*What is asked*
List each line of the data that holds the string "Urval".

Figure dataset records:
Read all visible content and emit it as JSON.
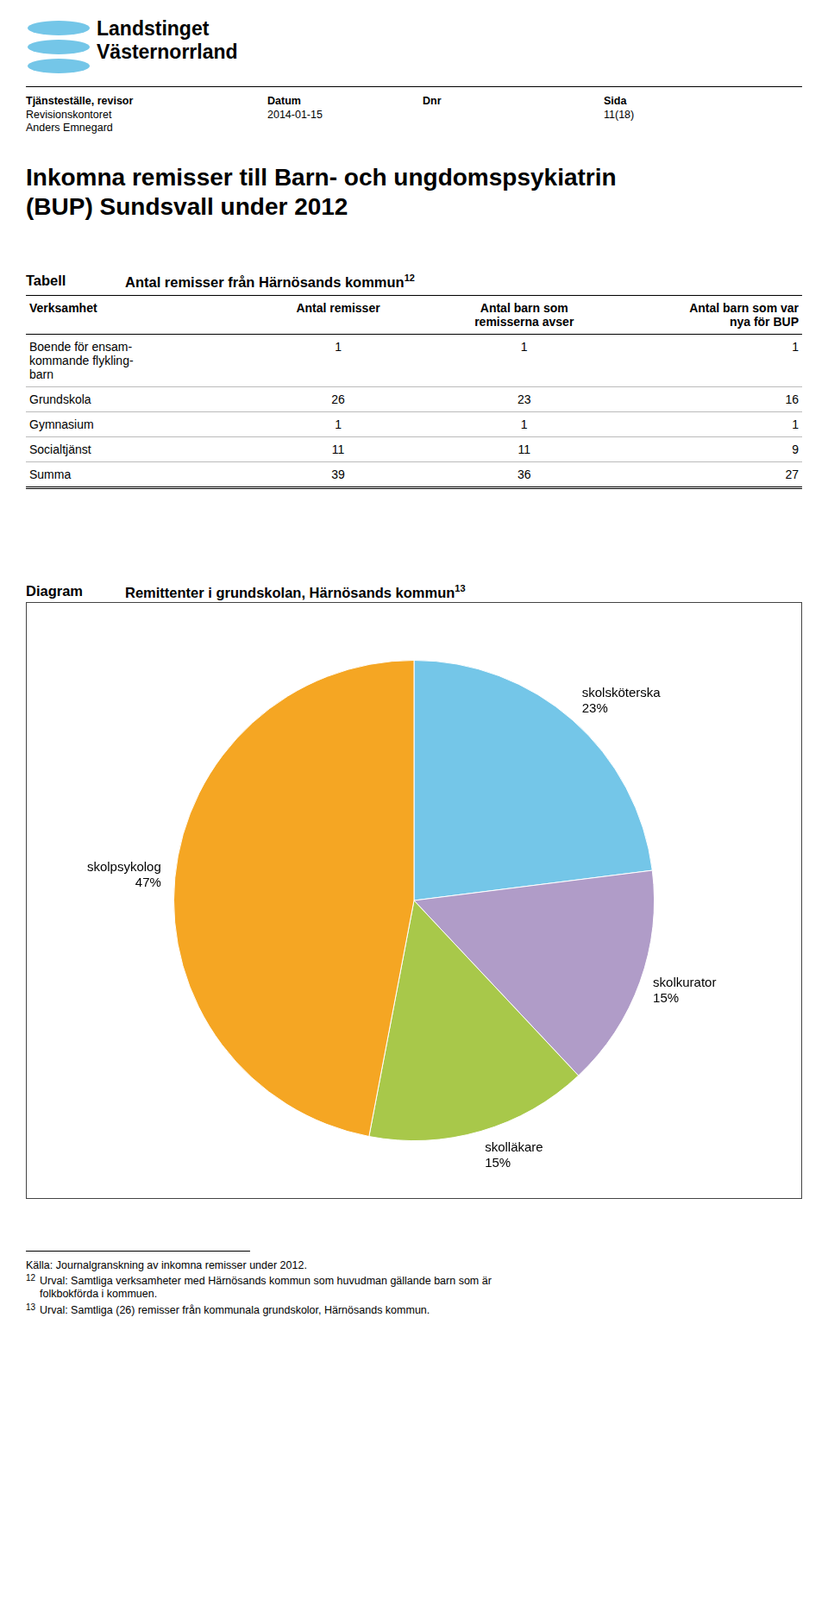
{
  "chart_data": {
    "type": "pie",
    "title": "Remittenter i grundskolan, Härnösands kommun",
    "categories": [
      "skolsköterska",
      "skolkurator",
      "skolläkare",
      "skolpsykolog"
    ],
    "values": [
      23,
      15,
      15,
      47
    ],
    "value_labels": [
      "23%",
      "15%",
      "15%",
      "47%"
    ],
    "colors": [
      "#74C6E8",
      "#B09CC8",
      "#A8C84A",
      "#F5A623"
    ],
    "data_labels": true
  },
  "page": {
    "logo_color": "#74C6E8",
    "logo_text": [
      "Landstinget",
      "Västernorrland"
    ],
    "header": [
      {
        "label": "Tjänsteställe, revisor",
        "lines": [
          "Revisionskontoret",
          "Anders Emnegard"
        ]
      },
      {
        "label": "Datum",
        "lines": [
          "2014-01-15"
        ]
      },
      {
        "label": "Dnr",
        "lines": []
      },
      {
        "label": "Sida",
        "lines": [
          "11(18)"
        ]
      }
    ],
    "title": [
      "Inkomna remisser till Barn- och ungdomspsykiatrin",
      "(BUP) Sundsvall under 2012"
    ],
    "table": {
      "label": "Tabell",
      "title": "Antal remisser från Härnösands kommun",
      "superscript": "12",
      "columns": [
        "Verksamhet",
        "Antal remisser",
        "Antal barn som\nremisserna avser",
        "Antal barn som var\nnya för BUP"
      ],
      "rows": [
        [
          "Boende för ensam-\nkommande flykling-\nbarn",
          1,
          1,
          1
        ],
        [
          "Grundskola",
          26,
          23,
          16
        ],
        [
          "Gymnasium",
          1,
          1,
          1
        ],
        [
          "Socialtjänst",
          11,
          11,
          9
        ],
        [
          "Summa",
          39,
          36,
          27
        ]
      ]
    },
    "diagram_label": "Diagram",
    "diagram_superscript": "13",
    "source": "Källa: Journalgranskning av inkomna remisser under 2012.",
    "footnotes": [
      {
        "mark": "12",
        "lines": [
          "Urval: Samtliga verksamheter med Härnösands kommun som huvudman gällande barn som är",
          "folkbokförda i kommuen."
        ]
      },
      {
        "mark": "13",
        "lines": [
          "Urval: Samtliga (26) remisser från kommunala grundskolor, Härnösands kommun."
        ]
      }
    ]
  }
}
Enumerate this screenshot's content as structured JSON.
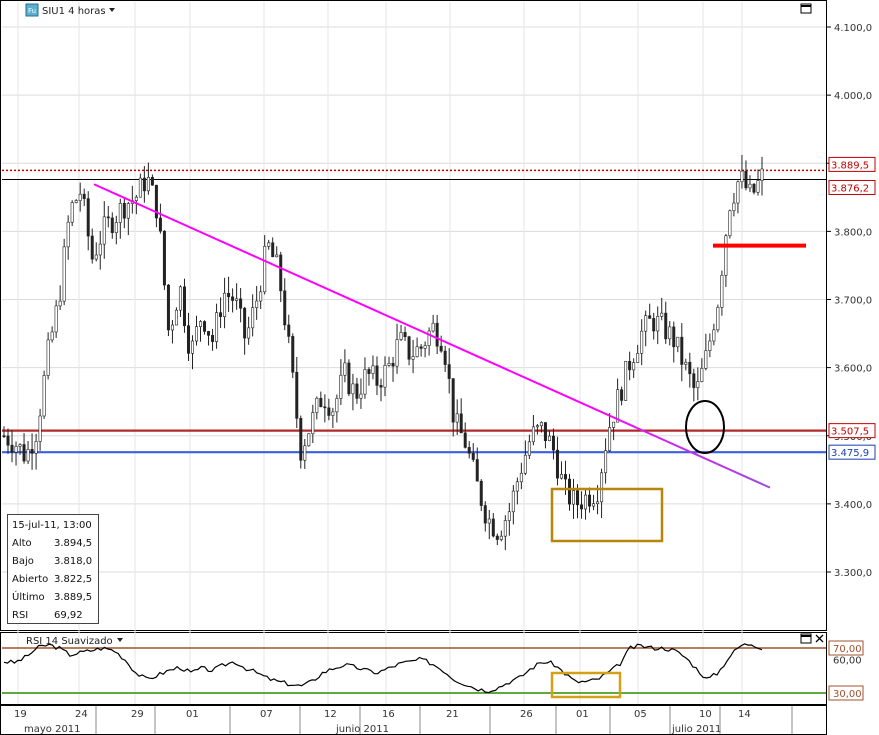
{
  "chart_title": "SIU1 4 horas",
  "title_icon": "Fu",
  "rsi_title": "RSI 14 Suavizado",
  "info_box": {
    "date": "15-jul-11, 13:00",
    "rows": [
      {
        "label": "Alto",
        "value": "3.894,5"
      },
      {
        "label": "Bajo",
        "value": "3.818,0"
      },
      {
        "label": "Abierto",
        "value": "3.822,5"
      },
      {
        "label": "Último",
        "value": "3.889,5"
      },
      {
        "label": "RSI",
        "value": "69,92"
      }
    ]
  },
  "chart_data": [
    {
      "type": "candlestick",
      "symbol": "SIU1",
      "timeframe": "4 horas",
      "y_ticks": [
        "4.100,0",
        "4.000,0",
        "3.900,0",
        "3.800,0",
        "3.700,0",
        "3.600,0",
        "3.500,0",
        "3.400,0",
        "3.300,0"
      ],
      "y_tick_values": [
        4100,
        4000,
        3900,
        3800,
        3700,
        3600,
        3500,
        3400,
        3300
      ],
      "ylim": [
        3200,
        4160
      ],
      "x_ticks": [
        "19",
        "24",
        "29",
        "01",
        "07",
        "12",
        "16",
        "21",
        "26",
        "01",
        "05",
        "10",
        "14"
      ],
      "x_months": [
        "mayo 2011",
        "junio 2011",
        "julio 2011"
      ],
      "price_path": [
        3500,
        3490,
        3470,
        3510,
        3620,
        3700,
        3830,
        3860,
        3760,
        3800,
        3820,
        3840,
        3850,
        3880,
        3830,
        3650,
        3720,
        3620,
        3680,
        3640,
        3710,
        3700,
        3640,
        3700,
        3780,
        3740,
        3620,
        3480,
        3520,
        3560,
        3540,
        3590,
        3560,
        3590,
        3580,
        3600,
        3640,
        3620,
        3630,
        3660,
        3640,
        3520,
        3490,
        3430,
        3380,
        3360,
        3390,
        3450,
        3500,
        3510,
        3480,
        3420,
        3400,
        3410,
        3420,
        3510,
        3560,
        3610,
        3650,
        3670,
        3660,
        3640,
        3600,
        3560,
        3620,
        3700,
        3840,
        3880,
        3850,
        3880
      ],
      "price_labels": [
        {
          "text": "3.889,5",
          "value": 3889.5,
          "color": "#c00000"
        },
        {
          "text": "3.876,2",
          "value": 3876.2,
          "color": "#c00000"
        },
        {
          "text": "3.507,5",
          "value": 3507.5,
          "color": "#c00000"
        },
        {
          "text": "3.475,9",
          "value": 3475.9,
          "color": "#1a3fb0"
        }
      ],
      "h_lines": [
        {
          "value": 3889.5,
          "color": "#c00000",
          "style": "dotted"
        },
        {
          "value": 3876.2,
          "color": "#000000",
          "style": "solid"
        },
        {
          "value": 3507.5,
          "color": "#b02a2a",
          "style": "solid"
        },
        {
          "value": 3475.9,
          "color": "#3b5fe0",
          "style": "solid"
        }
      ],
      "trend_line": {
        "from_value": 3900,
        "to_value": 3440,
        "color_start": "#ff00ff",
        "color_end": "#9b4de0"
      },
      "resistance_mark": {
        "value": 3779,
        "color": "#ff0000"
      }
    },
    {
      "type": "line",
      "name": "RSI 14 Suavizado",
      "y_ticks": [
        "70,00",
        "60,00",
        "30,00"
      ],
      "y_tick_values": [
        70,
        60,
        30
      ],
      "ylim": [
        20,
        80
      ],
      "levels": [
        {
          "value": 70,
          "color": "#a0522d"
        },
        {
          "value": 30,
          "color": "#2e8b00"
        }
      ],
      "values": [
        58,
        57,
        62,
        70,
        73,
        70,
        64,
        66,
        68,
        70,
        68,
        60,
        48,
        42,
        46,
        50,
        53,
        48,
        52,
        50,
        55,
        58,
        52,
        48,
        43,
        40,
        38,
        36,
        40,
        48,
        52,
        55,
        53,
        50,
        48,
        52,
        56,
        58,
        60,
        56,
        50,
        42,
        38,
        34,
        32,
        35,
        40,
        44,
        52,
        58,
        56,
        48,
        40,
        40,
        42,
        48,
        55,
        70,
        72,
        70,
        70,
        68,
        62,
        52,
        42,
        48,
        62,
        72,
        74,
        70
      ]
    }
  ],
  "icons": {
    "maximize_main": "maximize-icon",
    "maximize_rsi": "maximize-icon",
    "close_rsi": "close-icon",
    "dropdown": "caret-down-icon"
  }
}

*Expected answer*
          "Urval: Samtliga verksamheter med Härnösands kommun som huvudman gällande barn som är",
          "Urval: Samtliga (26) remisser från kommunala grundskolor, Härnösands kommun."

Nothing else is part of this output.